*Task goal:*
Leave every picture out and write out the records below exactly.

start

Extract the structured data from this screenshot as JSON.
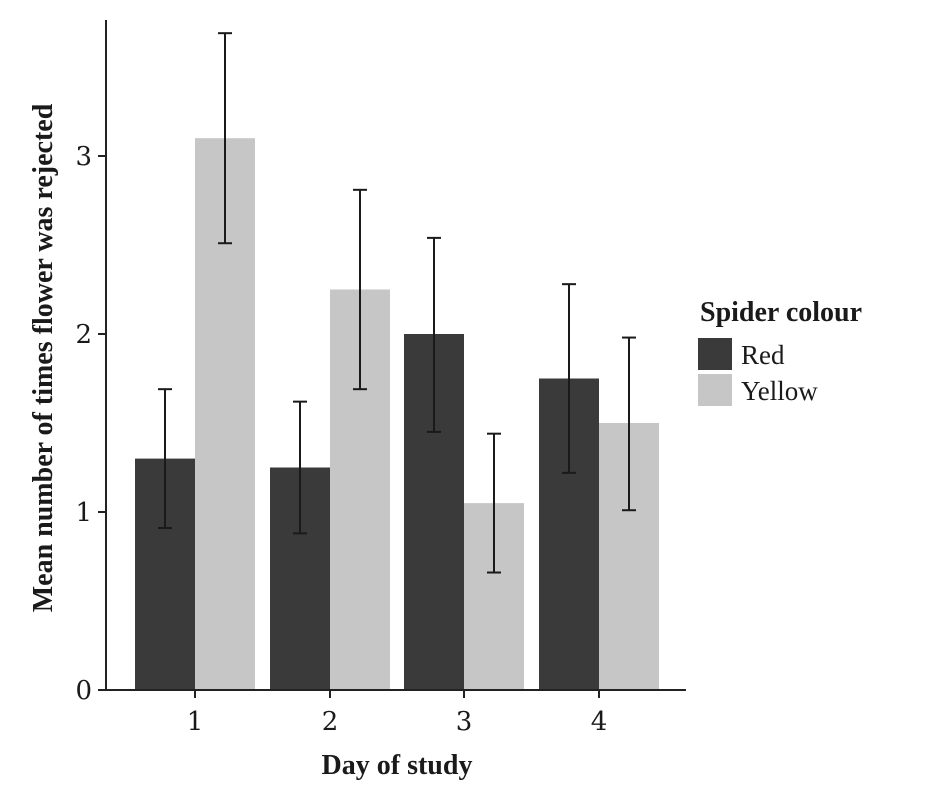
{
  "chart_data": {
    "type": "bar",
    "xlabel": "Day of study",
    "ylabel": "Mean number of times flower was rejected",
    "categories": [
      "1",
      "2",
      "3",
      "4"
    ],
    "ylim": [
      0,
      3.75
    ],
    "yticks": [
      "0",
      "1",
      "2",
      "3"
    ],
    "legend": {
      "title": "Spider colour",
      "placement": "right"
    },
    "series": [
      {
        "name": "Red",
        "color": "#3a3a3a",
        "values": [
          1.3,
          1.25,
          2.0,
          1.75
        ],
        "error_low": [
          0.91,
          0.88,
          1.45,
          1.22
        ],
        "error_high": [
          1.69,
          1.62,
          2.54,
          2.28
        ]
      },
      {
        "name": "Yellow",
        "color": "#c6c6c6",
        "values": [
          3.1,
          2.25,
          1.05,
          1.5
        ],
        "error_low": [
          2.51,
          1.69,
          0.66,
          1.01
        ],
        "error_high": [
          3.69,
          2.81,
          1.44,
          1.98
        ]
      }
    ]
  }
}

end

*Written response:*
Extract the structured data from this screenshot as JSON.
{
  "chart_data": {
    "type": "bar",
    "xlabel": "Day of study",
    "ylabel": "Mean number of times flower was rejected",
    "categories": [
      "1",
      "2",
      "3",
      "4"
    ],
    "ylim": [
      0,
      3.75
    ],
    "yticks": [
      "0",
      "1",
      "2",
      "3"
    ],
    "legend": {
      "title": "Spider colour",
      "placement": "right"
    },
    "series": [
      {
        "name": "Red",
        "color": "#3a3a3a",
        "values": [
          1.3,
          1.25,
          2.0,
          1.75
        ],
        "error_low": [
          0.91,
          0.88,
          1.45,
          1.22
        ],
        "error_high": [
          1.69,
          1.62,
          2.54,
          2.28
        ]
      },
      {
        "name": "Yellow",
        "color": "#c6c6c6",
        "values": [
          3.1,
          2.25,
          1.05,
          1.5
        ],
        "error_low": [
          2.51,
          1.69,
          0.66,
          1.01
        ],
        "error_high": [
          3.69,
          2.81,
          1.44,
          1.98
        ]
      }
    ]
  }
}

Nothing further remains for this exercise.